__WHAT THE TASK REQUIRES__.
Scan the listing below. Report each line that includes "JSON".

START EXERCISE MATERIALS

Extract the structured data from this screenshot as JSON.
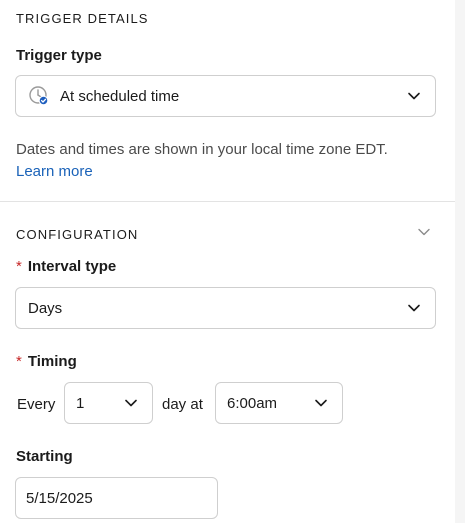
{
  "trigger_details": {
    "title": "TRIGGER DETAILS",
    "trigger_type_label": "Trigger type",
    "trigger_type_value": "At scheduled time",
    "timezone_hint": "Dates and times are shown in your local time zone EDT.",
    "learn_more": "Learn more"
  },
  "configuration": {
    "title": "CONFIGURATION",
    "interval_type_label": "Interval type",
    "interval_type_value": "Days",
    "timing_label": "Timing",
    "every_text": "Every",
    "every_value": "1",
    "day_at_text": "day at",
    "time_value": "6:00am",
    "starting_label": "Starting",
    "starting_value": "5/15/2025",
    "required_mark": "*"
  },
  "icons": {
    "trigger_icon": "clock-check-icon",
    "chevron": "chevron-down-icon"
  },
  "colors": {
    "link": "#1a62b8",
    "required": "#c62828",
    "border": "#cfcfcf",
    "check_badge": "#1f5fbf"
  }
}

END EXERCISE MATERIALS
START EXERCISE MATERIALS

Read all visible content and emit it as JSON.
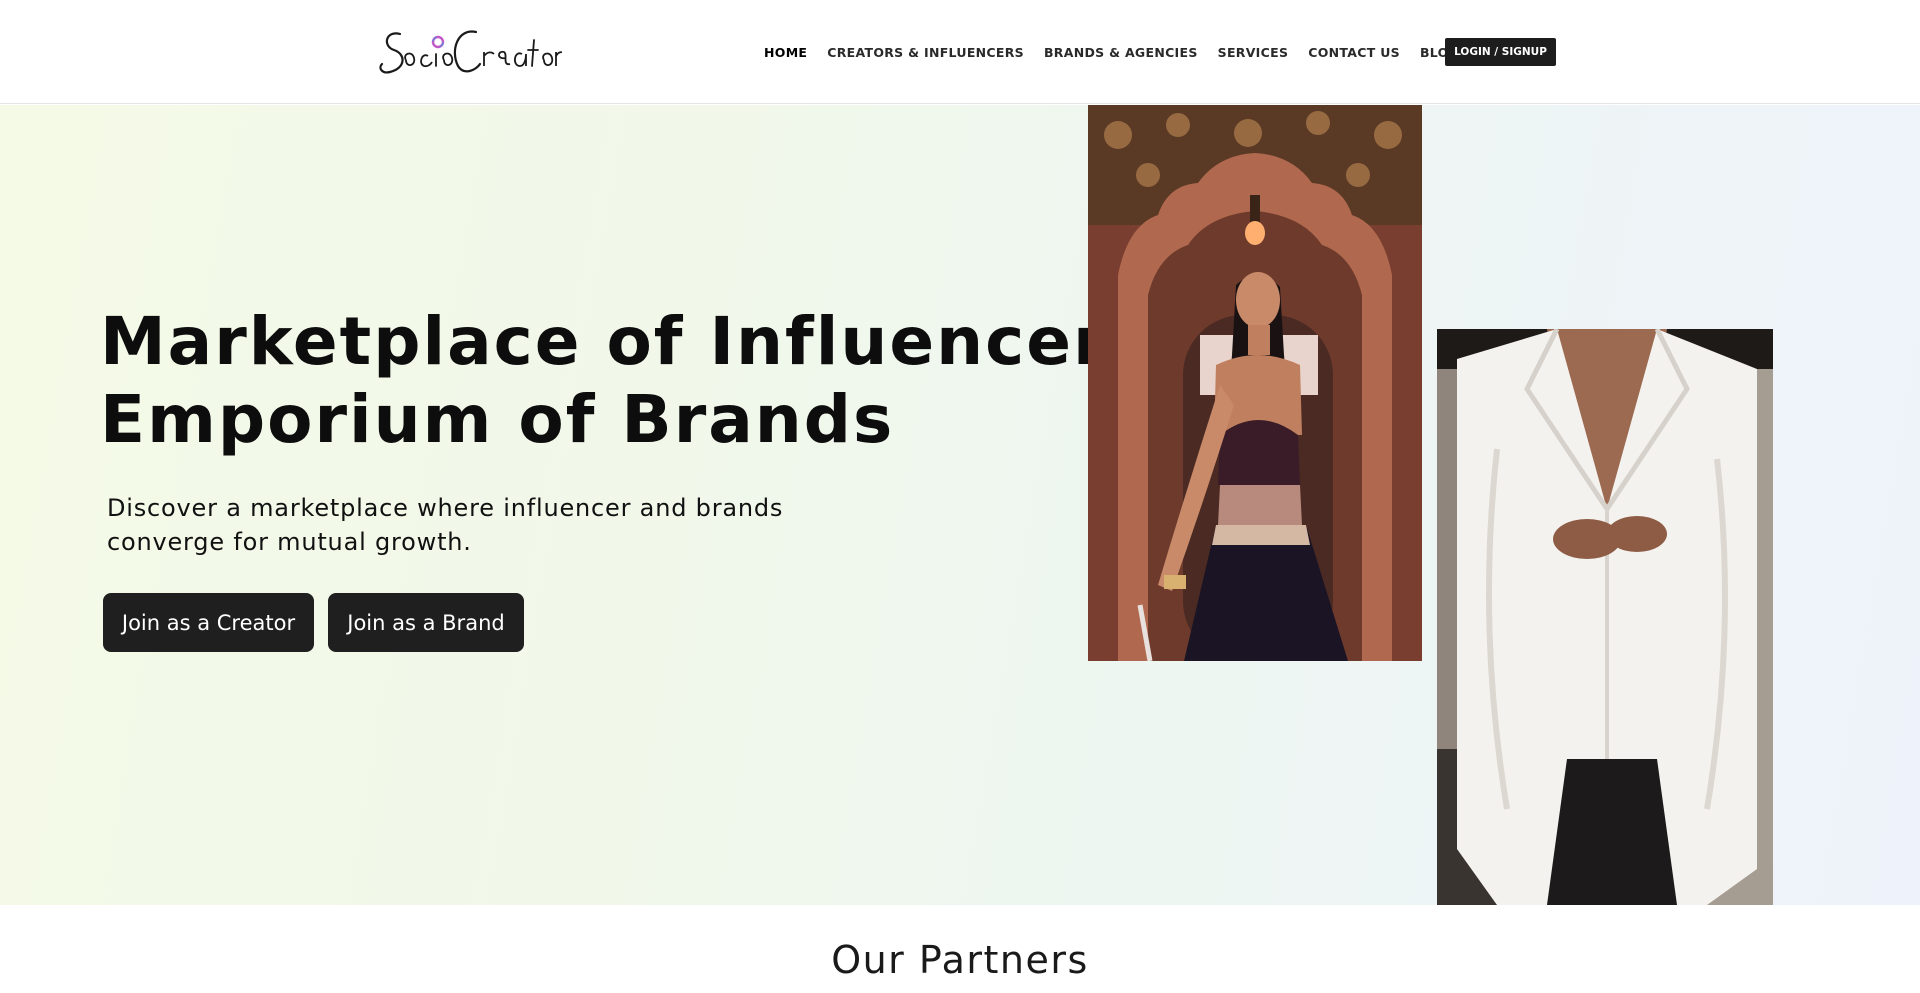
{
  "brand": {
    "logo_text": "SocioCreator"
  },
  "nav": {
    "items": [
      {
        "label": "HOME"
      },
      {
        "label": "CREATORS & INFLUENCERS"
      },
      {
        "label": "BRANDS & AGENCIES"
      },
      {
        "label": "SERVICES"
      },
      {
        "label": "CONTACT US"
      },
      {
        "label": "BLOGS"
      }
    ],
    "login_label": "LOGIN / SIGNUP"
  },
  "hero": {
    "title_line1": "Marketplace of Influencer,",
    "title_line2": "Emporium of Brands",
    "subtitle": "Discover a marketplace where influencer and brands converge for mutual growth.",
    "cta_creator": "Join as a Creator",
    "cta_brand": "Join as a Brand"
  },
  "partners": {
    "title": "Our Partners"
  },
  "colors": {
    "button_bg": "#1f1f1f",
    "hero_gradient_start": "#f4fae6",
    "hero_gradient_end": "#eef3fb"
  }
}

END EXERCISE MATERIALS

__WRITTEN RESPONSE__.
Extract the structured data from this screenshot as JSON.
Read all visible content and emit it as JSON.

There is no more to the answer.